### Your goal
Reproduce the listing word for word. Skip any image.

-- Task data start --

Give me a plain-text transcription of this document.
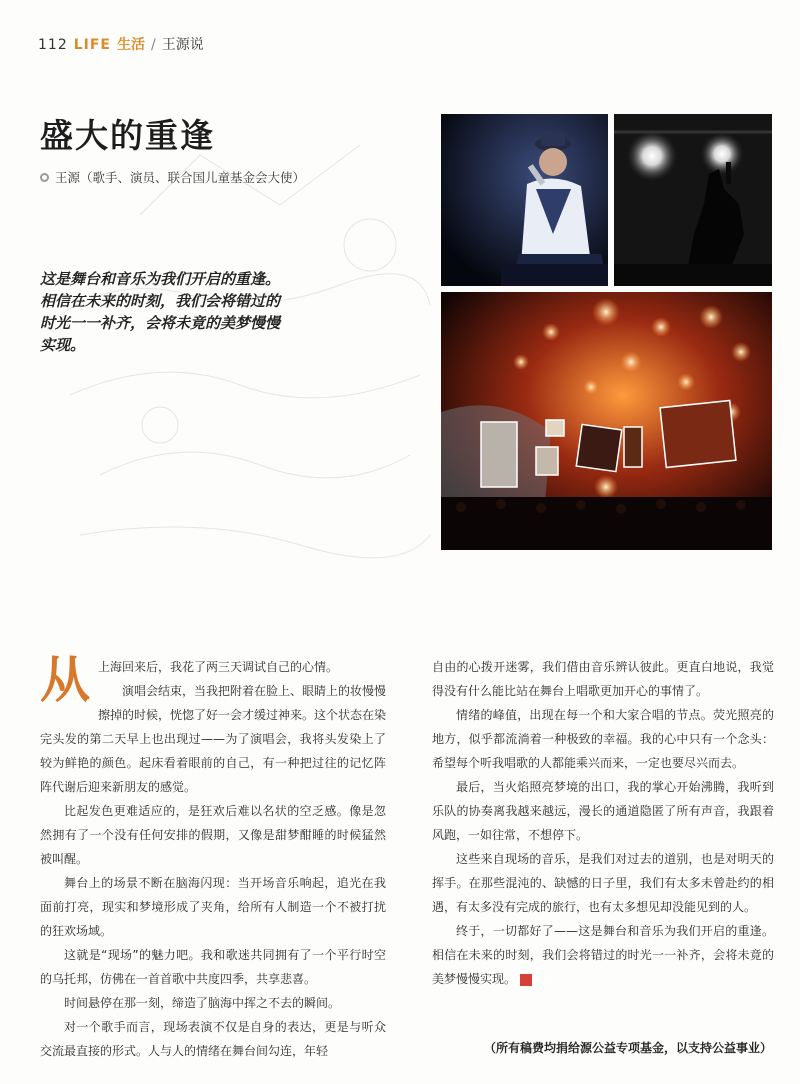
112 LIFE 生活 / 王源说
盛大的重逢
王源（歌手、演员、联合国儿童基金会大使）
这是舞台和音乐为我们开启的重逢。相信在未来的时刻，我们会将错过的时光一一补齐，会将未竟的美梦慢慢实现。
从 上海回来后，我花了两三天调试自己的心情。

演唱会结束，当我把附着在脸上、眼睛上的妆慢慢擦掉的时候，恍惚了好一会才缓过神来。这个状态在染完头发的第二天早上也出现过——为了演唱会，我将头发染上了较为鲜艳的颜色。起床看着眼前的自己，有一种把过往的记忆阵阵代谢后迎来新朋友的感觉。

比起发色更难适应的，是狂欢后难以名状的空乏感。像是忽然拥有了一个没有任何安排的假期，又像是甜梦酣睡的时候猛然被叫醒。

舞台上的场景不断在脑海闪现：当开场音乐响起，追光在我面前打亮，现实和梦境形成了夹角，给所有人制造一个不被打扰的狂欢场域。

这就是“现场”的魅力吧。我和歌迷共同拥有了一个平行时空的乌托邦，仿佛在一首首歌中共度四季，共享悲喜。

时间悬停在那一刻，缔造了脑海中挥之不去的瞬间。

对一个歌手而言，现场表演不仅是自身的表达，更是与听众交流最直接的形式。人与人的情绪在舞台间勾连，年轻

自由的心拨开迷雾，我们借由音乐辨认彼此。更直白地说，我觉得没有什么能比站在舞台上唱歌更加开心的事情了。

情绪的峰值，出现在每一个和大家合唱的节点。荧光照亮的地方，似乎都流淌着一种极致的幸福。我的心中只有一个念头：希望每个听我唱歌的人都能乘兴而来，一定也要尽兴而去。

最后，当火焰照亮梦境的出口，我的掌心开始沸腾，我听到乐队的协奏离我越来越远，漫长的通道隐匿了所有声音，我跟着风跑，一如往常，不想停下。

这些来自现场的音乐，是我们对过去的道别，也是对明天的挥手。在那些混沌的、缺憾的日子里，我们有太多未曾赴约的相遇，有太多没有完成的旅行，也有太多想见却没能见到的人。

终于，一切都好了——这是舞台和音乐为我们开启的重逢。相信在未来的时刻，我们会将错过的时光一一补齐，会将未竟的美梦慢慢实现。	G

（所有稿费均捐给源公益专项基金，以支持公益事业）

-- Task data end --

### Full output
Give me a plain-text transcription of this document.
112 LIFE 生活 / 王源说
盛大的重逢
王源（歌手、演员、联合国儿童基金会大使）
这是舞台和音乐为我们开启的重逢。相信在未来的时刻，我们会将错过的时光一一补齐，会将未竟的美梦慢慢实现。
从 上海回来后，我花了两三天调试自己的心情。

演唱会结束，当我把附着在脸上、眼睛上的妆慢慢擦掉的时候，恍惚了好一会才缓过神来。这个状态在染完头发的第二天早上也出现过——为了演唱会，我将头发染上了较为鲜艳的颜色。起床看着眼前的自己，有一种把过往的记忆阵阵代谢后迎来新朋友的感觉。

比起发色更难适应的，是狂欢后难以名状的空乏感。像是忽然拥有了一个没有任何安排的假期，又像是甜梦酣睡的时候猛然被叫醒。

舞台上的场景不断在脑海闪现：当开场音乐响起，追光在我面前打亮，现实和梦境形成了夹角，给所有人制造一个不被打扰的狂欢场域。

这就是“现场”的魅力吧。我和歌迷共同拥有了一个平行时空的乌托邦，仿佛在一首首歌中共度四季，共享悲喜。

时间悬停在那一刻，缔造了脑海中挥之不去的瞬间。

对一个歌手而言，现场表演不仅是自身的表达，更是与听众交流最直接的形式。人与人的情绪在舞台间勾连，年轻

自由的心拨开迷雾，我们借由音乐辨认彼此。更直白地说，我觉得没有什么能比站在舞台上唱歌更加开心的事情了。

情绪的峰值，出现在每一个和大家合唱的节点。荧光照亮的地方，似乎都流淌着一种极致的幸福。我的心中只有一个念头：希望每个听我唱歌的人都能乘兴而来，一定也要尽兴而去。

最后，当火焰照亮梦境的出口，我的掌心开始沸腾，我听到乐队的协奏离我越来越远，漫长的通道隐匿了所有声音，我跟着风跑，一如往常，不想停下。

这些来自现场的音乐，是我们对过去的道别，也是对明天的挥手。在那些混沌的、缺憾的日子里，我们有太多未曾赴约的相遇，有太多没有完成的旅行，也有太多想见却没能见到的人。

终于，一切都好了——这是舞台和音乐为我们开启的重逢。相信在未来的时刻，我们会将错过的时光一一补齐，会将未竟的美梦慢慢实现。	G

（所有稿费均捐给源公益专项基金，以支持公益事业）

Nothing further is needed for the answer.